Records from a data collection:
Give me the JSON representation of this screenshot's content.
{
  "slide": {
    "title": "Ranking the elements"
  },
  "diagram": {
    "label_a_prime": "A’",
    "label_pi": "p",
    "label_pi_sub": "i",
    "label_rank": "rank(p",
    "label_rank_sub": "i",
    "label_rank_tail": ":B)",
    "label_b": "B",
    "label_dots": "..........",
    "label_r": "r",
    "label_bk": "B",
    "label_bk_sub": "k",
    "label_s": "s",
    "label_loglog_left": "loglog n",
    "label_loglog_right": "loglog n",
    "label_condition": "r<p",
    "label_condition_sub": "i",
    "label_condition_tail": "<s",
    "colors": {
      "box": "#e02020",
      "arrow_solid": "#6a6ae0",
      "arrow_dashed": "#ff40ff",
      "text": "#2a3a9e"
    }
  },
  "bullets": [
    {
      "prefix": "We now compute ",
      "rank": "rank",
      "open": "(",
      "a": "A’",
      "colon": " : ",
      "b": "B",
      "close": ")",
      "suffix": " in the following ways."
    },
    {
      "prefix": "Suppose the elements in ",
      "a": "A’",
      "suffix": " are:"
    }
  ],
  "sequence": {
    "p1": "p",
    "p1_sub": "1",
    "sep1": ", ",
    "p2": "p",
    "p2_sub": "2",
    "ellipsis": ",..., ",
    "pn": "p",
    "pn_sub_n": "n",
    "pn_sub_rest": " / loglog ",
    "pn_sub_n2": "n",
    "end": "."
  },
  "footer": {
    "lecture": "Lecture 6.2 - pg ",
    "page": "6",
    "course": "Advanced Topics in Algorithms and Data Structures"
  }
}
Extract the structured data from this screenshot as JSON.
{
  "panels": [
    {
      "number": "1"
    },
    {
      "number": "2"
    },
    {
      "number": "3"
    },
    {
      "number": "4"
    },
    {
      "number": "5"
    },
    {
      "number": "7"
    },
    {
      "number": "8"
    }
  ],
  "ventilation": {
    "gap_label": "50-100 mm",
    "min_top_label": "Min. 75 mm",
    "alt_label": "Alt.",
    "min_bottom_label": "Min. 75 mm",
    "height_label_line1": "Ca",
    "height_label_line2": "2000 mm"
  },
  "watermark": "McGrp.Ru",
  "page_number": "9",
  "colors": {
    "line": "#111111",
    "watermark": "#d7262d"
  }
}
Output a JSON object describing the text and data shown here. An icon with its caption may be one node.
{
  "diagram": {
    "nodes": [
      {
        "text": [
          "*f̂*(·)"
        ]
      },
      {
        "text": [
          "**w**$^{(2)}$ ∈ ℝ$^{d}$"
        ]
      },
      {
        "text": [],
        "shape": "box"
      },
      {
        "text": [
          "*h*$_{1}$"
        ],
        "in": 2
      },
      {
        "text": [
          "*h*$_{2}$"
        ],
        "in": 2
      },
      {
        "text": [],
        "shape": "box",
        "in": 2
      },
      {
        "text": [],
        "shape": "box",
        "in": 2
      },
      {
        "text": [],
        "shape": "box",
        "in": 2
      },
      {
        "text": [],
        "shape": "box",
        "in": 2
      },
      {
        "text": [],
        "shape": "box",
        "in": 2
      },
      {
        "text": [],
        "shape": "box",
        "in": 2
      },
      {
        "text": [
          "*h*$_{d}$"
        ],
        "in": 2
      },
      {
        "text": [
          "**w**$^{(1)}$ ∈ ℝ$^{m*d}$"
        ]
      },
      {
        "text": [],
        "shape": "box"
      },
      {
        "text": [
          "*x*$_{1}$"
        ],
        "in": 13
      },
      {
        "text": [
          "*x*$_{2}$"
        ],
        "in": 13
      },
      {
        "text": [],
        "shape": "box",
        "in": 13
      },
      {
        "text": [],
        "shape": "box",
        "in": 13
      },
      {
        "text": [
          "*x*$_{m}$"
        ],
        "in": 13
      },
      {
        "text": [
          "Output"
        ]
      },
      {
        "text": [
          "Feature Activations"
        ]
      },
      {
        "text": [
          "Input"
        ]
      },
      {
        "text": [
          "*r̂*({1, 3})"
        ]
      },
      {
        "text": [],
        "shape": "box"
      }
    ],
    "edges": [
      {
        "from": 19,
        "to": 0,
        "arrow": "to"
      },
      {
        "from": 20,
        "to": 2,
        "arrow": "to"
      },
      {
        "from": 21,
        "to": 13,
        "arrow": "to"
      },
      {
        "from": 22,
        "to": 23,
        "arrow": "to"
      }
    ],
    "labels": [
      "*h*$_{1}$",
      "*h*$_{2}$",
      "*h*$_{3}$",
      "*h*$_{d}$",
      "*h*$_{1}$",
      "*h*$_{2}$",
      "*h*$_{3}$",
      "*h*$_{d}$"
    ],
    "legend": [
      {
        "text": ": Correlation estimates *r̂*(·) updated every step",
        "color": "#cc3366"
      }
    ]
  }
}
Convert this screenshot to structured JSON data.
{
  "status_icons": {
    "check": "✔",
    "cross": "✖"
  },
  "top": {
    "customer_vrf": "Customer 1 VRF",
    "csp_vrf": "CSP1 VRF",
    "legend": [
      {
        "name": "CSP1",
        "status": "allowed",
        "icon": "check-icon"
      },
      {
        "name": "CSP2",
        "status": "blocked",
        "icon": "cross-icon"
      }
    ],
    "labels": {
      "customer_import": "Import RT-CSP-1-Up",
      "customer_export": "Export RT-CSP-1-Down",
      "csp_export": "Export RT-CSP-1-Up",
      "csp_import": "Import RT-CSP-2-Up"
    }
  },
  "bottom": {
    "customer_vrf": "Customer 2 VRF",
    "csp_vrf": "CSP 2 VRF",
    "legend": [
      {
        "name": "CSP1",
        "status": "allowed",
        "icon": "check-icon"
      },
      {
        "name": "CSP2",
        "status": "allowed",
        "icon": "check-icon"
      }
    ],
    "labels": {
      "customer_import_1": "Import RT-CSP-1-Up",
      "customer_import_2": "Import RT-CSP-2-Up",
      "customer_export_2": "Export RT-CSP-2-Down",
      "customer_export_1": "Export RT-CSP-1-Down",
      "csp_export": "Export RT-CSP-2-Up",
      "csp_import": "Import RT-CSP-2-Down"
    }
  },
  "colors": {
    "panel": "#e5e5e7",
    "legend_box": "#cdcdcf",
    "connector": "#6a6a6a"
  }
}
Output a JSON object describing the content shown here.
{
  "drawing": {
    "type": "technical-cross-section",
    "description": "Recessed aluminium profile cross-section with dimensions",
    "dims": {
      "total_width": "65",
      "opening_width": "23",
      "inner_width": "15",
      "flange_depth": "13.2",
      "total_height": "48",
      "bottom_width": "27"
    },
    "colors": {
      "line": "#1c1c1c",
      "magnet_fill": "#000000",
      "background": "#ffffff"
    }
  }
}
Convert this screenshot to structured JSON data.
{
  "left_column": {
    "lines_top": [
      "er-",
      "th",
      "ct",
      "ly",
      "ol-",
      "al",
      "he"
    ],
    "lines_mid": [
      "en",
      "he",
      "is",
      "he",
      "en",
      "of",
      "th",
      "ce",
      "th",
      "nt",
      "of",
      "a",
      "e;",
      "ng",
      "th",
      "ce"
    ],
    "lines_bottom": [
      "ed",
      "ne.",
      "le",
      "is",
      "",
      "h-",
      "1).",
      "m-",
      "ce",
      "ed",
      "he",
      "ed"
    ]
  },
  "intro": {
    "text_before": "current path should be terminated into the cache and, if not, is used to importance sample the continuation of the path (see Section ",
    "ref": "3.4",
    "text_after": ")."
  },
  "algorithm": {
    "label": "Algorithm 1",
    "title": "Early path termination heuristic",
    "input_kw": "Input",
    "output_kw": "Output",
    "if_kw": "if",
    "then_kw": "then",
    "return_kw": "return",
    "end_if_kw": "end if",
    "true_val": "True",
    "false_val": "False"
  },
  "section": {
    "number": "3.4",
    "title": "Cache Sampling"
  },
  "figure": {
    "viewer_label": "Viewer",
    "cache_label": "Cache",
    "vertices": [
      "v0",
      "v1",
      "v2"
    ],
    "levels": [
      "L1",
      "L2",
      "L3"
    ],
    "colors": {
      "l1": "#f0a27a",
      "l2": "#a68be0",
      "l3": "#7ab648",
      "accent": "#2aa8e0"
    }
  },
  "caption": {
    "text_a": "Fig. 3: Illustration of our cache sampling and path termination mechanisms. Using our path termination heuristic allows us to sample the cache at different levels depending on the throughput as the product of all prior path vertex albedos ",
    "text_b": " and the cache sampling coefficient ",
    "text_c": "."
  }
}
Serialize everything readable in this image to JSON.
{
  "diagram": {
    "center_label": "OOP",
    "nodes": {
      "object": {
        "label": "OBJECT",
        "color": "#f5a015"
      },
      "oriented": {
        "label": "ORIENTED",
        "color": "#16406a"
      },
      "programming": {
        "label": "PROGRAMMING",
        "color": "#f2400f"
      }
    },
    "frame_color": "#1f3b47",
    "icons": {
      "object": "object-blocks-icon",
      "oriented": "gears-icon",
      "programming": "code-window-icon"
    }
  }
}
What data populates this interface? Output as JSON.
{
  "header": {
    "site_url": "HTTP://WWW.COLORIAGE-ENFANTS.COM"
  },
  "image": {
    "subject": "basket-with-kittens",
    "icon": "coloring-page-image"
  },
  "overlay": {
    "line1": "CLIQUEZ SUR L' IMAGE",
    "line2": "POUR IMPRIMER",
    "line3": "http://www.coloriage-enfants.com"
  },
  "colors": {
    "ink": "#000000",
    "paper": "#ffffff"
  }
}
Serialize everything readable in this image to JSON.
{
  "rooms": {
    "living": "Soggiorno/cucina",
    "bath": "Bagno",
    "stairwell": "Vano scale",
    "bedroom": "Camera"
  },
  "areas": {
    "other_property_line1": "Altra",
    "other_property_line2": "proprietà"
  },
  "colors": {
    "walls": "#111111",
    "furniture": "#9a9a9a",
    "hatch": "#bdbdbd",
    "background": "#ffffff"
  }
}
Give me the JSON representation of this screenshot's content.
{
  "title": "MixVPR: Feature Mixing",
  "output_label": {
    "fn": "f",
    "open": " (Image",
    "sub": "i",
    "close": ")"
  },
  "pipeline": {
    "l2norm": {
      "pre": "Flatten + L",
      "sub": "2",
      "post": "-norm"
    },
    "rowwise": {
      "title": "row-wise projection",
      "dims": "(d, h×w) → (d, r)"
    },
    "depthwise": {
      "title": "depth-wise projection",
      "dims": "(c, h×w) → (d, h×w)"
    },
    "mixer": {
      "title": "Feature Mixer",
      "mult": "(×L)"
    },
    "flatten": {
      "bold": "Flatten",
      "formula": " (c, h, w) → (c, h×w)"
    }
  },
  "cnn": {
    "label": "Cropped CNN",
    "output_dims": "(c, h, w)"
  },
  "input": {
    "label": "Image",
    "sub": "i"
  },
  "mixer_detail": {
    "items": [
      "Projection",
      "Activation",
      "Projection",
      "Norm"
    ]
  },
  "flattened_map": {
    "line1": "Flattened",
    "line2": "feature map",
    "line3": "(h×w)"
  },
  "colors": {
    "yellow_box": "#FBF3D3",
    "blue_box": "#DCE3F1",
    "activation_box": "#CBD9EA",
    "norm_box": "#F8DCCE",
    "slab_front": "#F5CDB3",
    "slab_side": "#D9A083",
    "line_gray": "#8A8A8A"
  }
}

- Task statement: Tally every line of the data that holds the word "heuristic" and write the count alone.

- Response to the task: 2